Select, from the material below, each line with "size" in it.

═══

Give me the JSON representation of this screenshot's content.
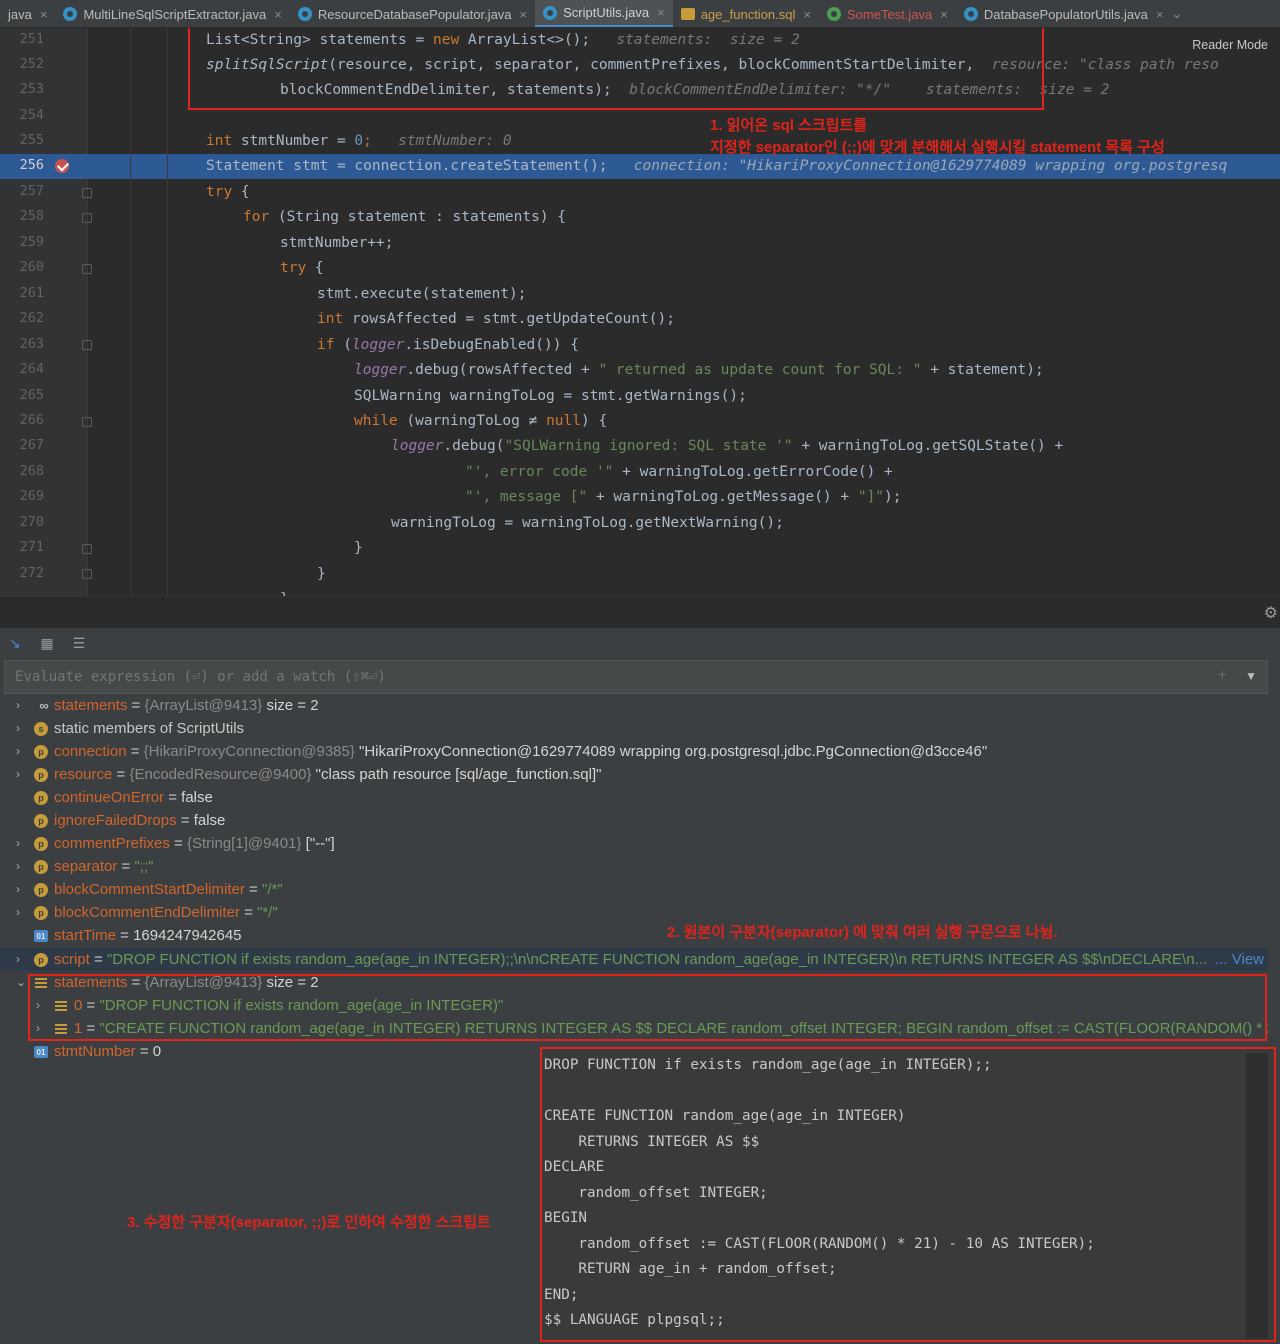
{
  "tabs": [
    {
      "label": "java",
      "icon": "none"
    },
    {
      "label": "MultiLineSqlScriptExtractor.java",
      "icon": "java-class-icon"
    },
    {
      "label": "ResourceDatabasePopulator.java",
      "icon": "java-class-icon"
    },
    {
      "label": "ScriptUtils.java",
      "icon": "java-class-icon",
      "active": true
    },
    {
      "label": "age_function.sql",
      "icon": "sql-file-icon"
    },
    {
      "label": "SomeTest.java",
      "icon": "java-test-icon"
    },
    {
      "label": "DatabasePopulatorUtils.java",
      "icon": "java-class-icon"
    }
  ],
  "reader_mode": "Reader Mode",
  "line_numbers": [
    "251",
    "252",
    "253",
    "254",
    "255",
    "256",
    "257",
    "258",
    "259",
    "260",
    "261",
    "262",
    "263",
    "264",
    "265",
    "266",
    "267",
    "268",
    "269",
    "270",
    "271",
    "272"
  ],
  "current_line": "256",
  "hints": {
    "statements": "statements:  size = 2",
    "resource": "resource: \"class path reso",
    "block_end": "blockCommentEndDelimiter: \"*/\"",
    "statements2": "statements:  size = 2",
    "stmt_number": "stmtNumber: 0",
    "connection": "connection: \"HikariProxyConnection@1629774089 wrapping org.postgresq"
  },
  "code": {
    "l251a": "List<String> statements = ",
    "l251b": "new",
    "l251c": " ArrayList<>();",
    "l252a": "splitSqlScript",
    "l252b": "(resource, script, separator, commentPrefixes, blockCommentStartDelimiter,",
    "l253": "blockCommentEndDelimiter, statements);",
    "l255a": "int",
    "l255b": " stmtNumber = ",
    "l255c": "0",
    "l255d": ";",
    "l256": "Statement stmt = connection.createStatement();",
    "l257a": "try",
    "l257b": " {",
    "l258a": "for",
    "l258b": " (String statement : statements) {",
    "l259": "stmtNumber++;",
    "l260a": "try",
    "l260b": " {",
    "l261": "stmt.execute(statement);",
    "l262a": "int",
    "l262b": " rowsAffected = stmt.getUpdateCount();",
    "l263a": "if",
    "l263b": " (",
    "l263c": "logger",
    "l263d": ".isDebugEnabled()) {",
    "l264a": "logger",
    "l264b": ".debug(rowsAffected + ",
    "l264c": "\" returned as update count for SQL: \"",
    "l264d": " + statement);",
    "l265": "SQLWarning warningToLog = stmt.getWarnings();",
    "l266a": "while",
    "l266b": " (warningToLog ≠ ",
    "l266c": "null",
    "l266d": ") {",
    "l267a": "logger",
    "l267b": ".debug(",
    "l267c": "\"SQLWarning ignored: SQL state '\"",
    "l267d": " + warningToLog.getSQLState() +",
    "l268a": "\"', error code '\"",
    "l268b": " + warningToLog.getErrorCode() +",
    "l269a": "\"', message [\"",
    "l269b": " + warningToLog.getMessage() + ",
    "l269c": "\"]\"",
    "l269d": ");",
    "l270": "warningToLog = warningToLog.getNextWarning();",
    "l271": "}",
    "l272": "}",
    "l273": "}"
  },
  "annotations": {
    "a1_line1": "1. 읽어온 sql 스크립트를",
    "a1_line2": "지정한 separator인 (;;)에 맞게 분해해서 실행시킬 statement 목록 구성",
    "a2": "2. 원본이 구분자(separator) 에 맞춰 여러 실행 구문으로 나뉨.",
    "a3": "3. 수정한 구분자(separator, ;;)로 인하여 수정한 스크립트"
  },
  "eval_placeholder": "Evaluate expression (⏎) or add a watch (⇧⌘⏎)",
  "variables": [
    {
      "name": "statements",
      "ref": "{ArrayList@9413}",
      "value": " size = 2",
      "icon": "watch-icon",
      "expandable": true
    },
    {
      "name": "static members of ScriptUtils",
      "ref": "",
      "value": "",
      "icon": "static-icon",
      "expandable": true,
      "plain": true
    },
    {
      "name": "connection",
      "ref": "{HikariProxyConnection@9385}",
      "value": " \"HikariProxyConnection@1629774089 wrapping org.postgresql.jdbc.PgConnection@d3cce46\"",
      "icon": "param-icon",
      "expandable": true
    },
    {
      "name": "resource",
      "ref": "{EncodedResource@9400}",
      "value": " \"class path resource [sql/age_function.sql]\"",
      "icon": "param-icon",
      "expandable": true
    },
    {
      "name": "continueOnError",
      "ref": "",
      "value": "false",
      "icon": "param-icon",
      "expandable": false
    },
    {
      "name": "ignoreFailedDrops",
      "ref": "",
      "value": "false",
      "icon": "param-icon",
      "expandable": false
    },
    {
      "name": "commentPrefixes",
      "ref": "{String[1]@9401}",
      "value": " [\"--\"]",
      "icon": "param-icon",
      "expandable": true
    },
    {
      "name": "separator",
      "ref": "",
      "value": "\";;\"",
      "icon": "param-icon",
      "expandable": true,
      "isStr": true
    },
    {
      "name": "blockCommentStartDelimiter",
      "ref": "",
      "value": "\"/*\"",
      "icon": "param-icon",
      "expandable": true,
      "isStr": true
    },
    {
      "name": "blockCommentEndDelimiter",
      "ref": "",
      "value": "\"*/\"",
      "icon": "param-icon",
      "expandable": true,
      "isStr": true
    },
    {
      "name": "startTime",
      "ref": "",
      "value": "1694247942645",
      "icon": "local-icon",
      "expandable": false
    },
    {
      "name": "script",
      "ref": "",
      "value": "\"DROP FUNCTION if exists random_age(age_in INTEGER);;\\n\\nCREATE FUNCTION random_age(age_in INTEGER)\\n    RETURNS INTEGER AS $$\\nDECLARE\\n...",
      "icon": "param-icon",
      "expandable": true,
      "isStr": true,
      "selected": true,
      "link": "View"
    },
    {
      "name": "statements",
      "ref": "{ArrayList@9413}",
      "value": " size = 2",
      "icon": "list-icon",
      "expandable": true,
      "expanded": true
    },
    {
      "name": "0",
      "ref": "",
      "value": "\"DROP FUNCTION if exists random_age(age_in INTEGER)\"",
      "icon": "list-icon",
      "expandable": true,
      "isStr": true,
      "child": true
    },
    {
      "name": "1",
      "ref": "",
      "value": "\"CREATE FUNCTION random_age(age_in INTEGER) RETURNS INTEGER AS $$ DECLARE random_offset INTEGER; BEGIN random_offset := CAST(FLOOR(RANDOM() * 21) - 10 AS INTEGER); RETURN age_in + random_offset; END; $$ LANGUAGE plpgsql\"",
      "icon": "list-icon",
      "expandable": true,
      "isStr": true,
      "child": true
    },
    {
      "name": "stmtNumber",
      "ref": "",
      "value": "0",
      "icon": "local-icon",
      "expandable": false
    }
  ],
  "popup_script": "DROP FUNCTION if exists random_age(age_in INTEGER);;\n\nCREATE FUNCTION random_age(age_in INTEGER)\n    RETURNS INTEGER AS $$\nDECLARE\n    random_offset INTEGER;\nBEGIN\n    random_offset := CAST(FLOOR(RANDOM() * 21) - 10 AS INTEGER);\n    RETURN age_in + random_offset;\nEND;\n$$ LANGUAGE plpgsql;;",
  "colors": {
    "accent": "#e0231b",
    "highlight": "#2d5a94"
  }
}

═══

Response to the exercise
    "statements": "statements:  size = 2",
    "statements2": "statements:  size = 2",
      "value": " size = 2",
      "value": " size = 2",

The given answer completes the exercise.